__Rows__
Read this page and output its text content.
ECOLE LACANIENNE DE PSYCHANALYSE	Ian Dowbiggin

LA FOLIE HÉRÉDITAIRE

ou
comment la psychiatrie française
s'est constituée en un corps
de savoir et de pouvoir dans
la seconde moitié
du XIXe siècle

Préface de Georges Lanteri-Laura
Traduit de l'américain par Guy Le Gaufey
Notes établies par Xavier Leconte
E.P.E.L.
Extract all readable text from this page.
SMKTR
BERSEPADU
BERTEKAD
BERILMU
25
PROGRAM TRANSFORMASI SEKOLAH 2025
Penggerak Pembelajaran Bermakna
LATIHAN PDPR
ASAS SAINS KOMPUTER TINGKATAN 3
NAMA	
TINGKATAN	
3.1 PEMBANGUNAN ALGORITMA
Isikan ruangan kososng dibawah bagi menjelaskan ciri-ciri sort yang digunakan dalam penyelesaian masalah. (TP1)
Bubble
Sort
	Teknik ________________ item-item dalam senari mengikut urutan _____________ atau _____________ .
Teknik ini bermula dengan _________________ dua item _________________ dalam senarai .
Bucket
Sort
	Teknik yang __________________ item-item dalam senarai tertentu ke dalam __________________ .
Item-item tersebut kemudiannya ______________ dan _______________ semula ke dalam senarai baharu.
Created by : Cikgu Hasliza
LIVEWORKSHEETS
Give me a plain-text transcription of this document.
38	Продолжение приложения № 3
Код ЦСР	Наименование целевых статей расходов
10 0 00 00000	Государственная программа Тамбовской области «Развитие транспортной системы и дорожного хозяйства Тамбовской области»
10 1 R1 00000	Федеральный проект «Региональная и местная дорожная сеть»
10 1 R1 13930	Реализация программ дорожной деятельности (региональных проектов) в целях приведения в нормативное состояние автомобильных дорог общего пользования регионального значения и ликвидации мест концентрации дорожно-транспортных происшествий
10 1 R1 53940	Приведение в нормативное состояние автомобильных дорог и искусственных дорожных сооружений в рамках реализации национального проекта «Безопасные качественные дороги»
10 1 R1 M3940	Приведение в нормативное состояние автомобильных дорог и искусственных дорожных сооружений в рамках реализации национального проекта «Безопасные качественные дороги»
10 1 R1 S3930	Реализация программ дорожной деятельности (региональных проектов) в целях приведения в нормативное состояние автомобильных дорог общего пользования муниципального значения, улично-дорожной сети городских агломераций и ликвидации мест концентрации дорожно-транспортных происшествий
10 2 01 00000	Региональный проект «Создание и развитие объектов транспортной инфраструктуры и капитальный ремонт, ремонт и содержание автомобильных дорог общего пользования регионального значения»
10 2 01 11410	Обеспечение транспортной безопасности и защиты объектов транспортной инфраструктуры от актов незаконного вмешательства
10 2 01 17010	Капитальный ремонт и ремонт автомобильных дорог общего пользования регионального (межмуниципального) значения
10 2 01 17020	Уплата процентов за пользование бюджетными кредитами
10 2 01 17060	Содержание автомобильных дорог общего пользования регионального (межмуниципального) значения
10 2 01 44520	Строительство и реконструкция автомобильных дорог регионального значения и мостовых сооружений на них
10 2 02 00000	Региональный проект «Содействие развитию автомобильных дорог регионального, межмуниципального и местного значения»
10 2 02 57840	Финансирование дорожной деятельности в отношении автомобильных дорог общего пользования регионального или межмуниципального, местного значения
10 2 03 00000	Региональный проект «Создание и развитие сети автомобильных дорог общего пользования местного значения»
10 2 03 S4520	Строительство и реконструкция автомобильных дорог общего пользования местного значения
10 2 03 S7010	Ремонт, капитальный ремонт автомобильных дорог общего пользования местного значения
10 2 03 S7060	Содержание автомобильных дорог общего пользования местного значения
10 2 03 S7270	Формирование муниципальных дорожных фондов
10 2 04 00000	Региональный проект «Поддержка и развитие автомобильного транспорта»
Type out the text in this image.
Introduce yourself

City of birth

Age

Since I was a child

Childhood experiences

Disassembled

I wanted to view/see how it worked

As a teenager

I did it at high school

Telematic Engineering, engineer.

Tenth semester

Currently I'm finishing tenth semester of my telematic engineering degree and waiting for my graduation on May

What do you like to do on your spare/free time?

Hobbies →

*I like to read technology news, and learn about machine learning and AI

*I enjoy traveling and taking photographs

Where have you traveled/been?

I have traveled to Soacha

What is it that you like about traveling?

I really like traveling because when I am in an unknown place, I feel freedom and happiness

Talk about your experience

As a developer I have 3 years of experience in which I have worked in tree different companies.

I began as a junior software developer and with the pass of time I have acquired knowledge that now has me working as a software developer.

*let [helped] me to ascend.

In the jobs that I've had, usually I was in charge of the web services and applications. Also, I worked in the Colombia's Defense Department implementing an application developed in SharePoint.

__Description of the task__
Extract every entry above as it appears.

__Solution to the exercise__
Read this page and output its text content.
ECOLE LACANIENNE DE PSYCHANALYSE	Ian Dowbiggin

LA FOLIE HÉRÉDITAIRE

ou
comment la psychiatrie française
s'est constituée en un corps
de savoir et de pouvoir dans
la seconde moitié
du XIXe siècle

Préface de Georges Lanteri-Laura
Traduit de l'américain par Guy Le Gaufey
Notes établies par Xavier Leconte
E.P.E.L.
Extract all readable text from this page.
SMKTR
BERSEPADU
BERTEKAD
BERILMU
25
PROGRAM TRANSFORMASI SEKOLAH 2025
Penggerak Pembelajaran Bermakna
LATIHAN PDPR
ASAS SAINS KOMPUTER TINGKATAN 3
NAMA	
TINGKATAN	
3.1 PEMBANGUNAN ALGORITMA
Isikan ruangan kososng dibawah bagi menjelaskan ciri-ciri sort yang digunakan dalam penyelesaian masalah. (TP1)
Bubble
Sort
	Teknik ________________ item-item dalam senari mengikut urutan _____________ atau _____________ .
Teknik ini bermula dengan _________________ dua item _________________ dalam senarai .
Bucket
Sort
	Teknik yang __________________ item-item dalam senarai tertentu ke dalam __________________ .
Item-item tersebut kemudiannya ______________ dan _______________ semula ke dalam senarai baharu.
Created by : Cikgu Hasliza
LIVEWORKSHEETS
Give me a plain-text transcription of this document.
38	Продолжение приложения № 3
Код ЦСР	Наименование целевых статей расходов
10 0 00 00000	Государственная программа Тамбовской области «Развитие транспортной системы и дорожного хозяйства Тамбовской области»
10 1 R1 00000	Федеральный проект «Региональная и местная дорожная сеть»
10 1 R1 13930	Реализация программ дорожной деятельности (региональных проектов) в целях приведения в нормативное состояние автомобильных дорог общего пользования регионального значения и ликвидации мест концентрации дорожно-транспортных происшествий
10 1 R1 53940	Приведение в нормативное состояние автомобильных дорог и искусственных дорожных сооружений в рамках реализации национального проекта «Безопасные качественные дороги»
10 1 R1 M3940	Приведение в нормативное состояние автомобильных дорог и искусственных дорожных сооружений в рамках реализации национального проекта «Безопасные качественные дороги»
10 1 R1 S3930	Реализация программ дорожной деятельности (региональных проектов) в целях приведения в нормативное состояние автомобильных дорог общего пользования муниципального значения, улично-дорожной сети городских агломераций и ликвидации мест концентрации дорожно-транспортных происшествий
10 2 01 00000	Региональный проект «Создание и развитие объектов транспортной инфраструктуры и капитальный ремонт, ремонт и содержание автомобильных дорог общего пользования регионального значения»
10 2 01 11410	Обеспечение транспортной безопасности и защиты объектов транспортной инфраструктуры от актов незаконного вмешательства
10 2 01 17010	Капитальный ремонт и ремонт автомобильных дорог общего пользования регионального (межмуниципального) значения
10 2 01 17020	Уплата процентов за пользование бюджетными кредитами
10 2 01 17060	Содержание автомобильных дорог общего пользования регионального (межмуниципального) значения
10 2 01 44520	Строительство и реконструкция автомобильных дорог регионального значения и мостовых сооружений на них
10 2 02 00000	Региональный проект «Содействие развитию автомобильных дорог регионального, межмуниципального и местного значения»
10 2 02 57840	Финансирование дорожной деятельности в отношении автомобильных дорог общего пользования регионального или межмуниципального, местного значения
10 2 03 00000	Региональный проект «Создание и развитие сети автомобильных дорог общего пользования местного значения»
10 2 03 S4520	Строительство и реконструкция автомобильных дорог общего пользования местного значения
10 2 03 S7010	Ремонт, капитальный ремонт автомобильных дорог общего пользования местного значения
10 2 03 S7060	Содержание автомобильных дорог общего пользования местного значения
10 2 03 S7270	Формирование муниципальных дорожных фондов
10 2 04 00000	Региональный проект «Поддержка и развитие автомобильного транспорта»
Type out the text in this image.
Introduce yourself

City of birth

Age

Since I was a child

Childhood experiences

Disassembled

I wanted to view/see how it worked

As a teenager

I did it at high school

Telematic Engineering, engineer.

Tenth semester

Currently I'm finishing tenth semester of my telematic engineering degree and waiting for my graduation on May

What do you like to do on your spare/free time?

Hobbies →

*I like to read technology news, and learn about machine learning and AI

*I enjoy traveling and taking photographs

Where have you traveled/been?

I have traveled to Soacha

What is it that you like about traveling?

I really like traveling because when I am in an unknown place, I feel freedom and happiness

Talk about your experience

As a developer I have 3 years of experience in which I have worked in tree different companies.

I began as a junior software developer and with the pass of time I have acquired knowledge that now has me working as a software developer.

*let [helped] me to ascend.

In the jobs that I've had, usually I was in charge of the web services and applications. Also, I worked in the Colombia's Defense Department implementing an application developed in SharePoint.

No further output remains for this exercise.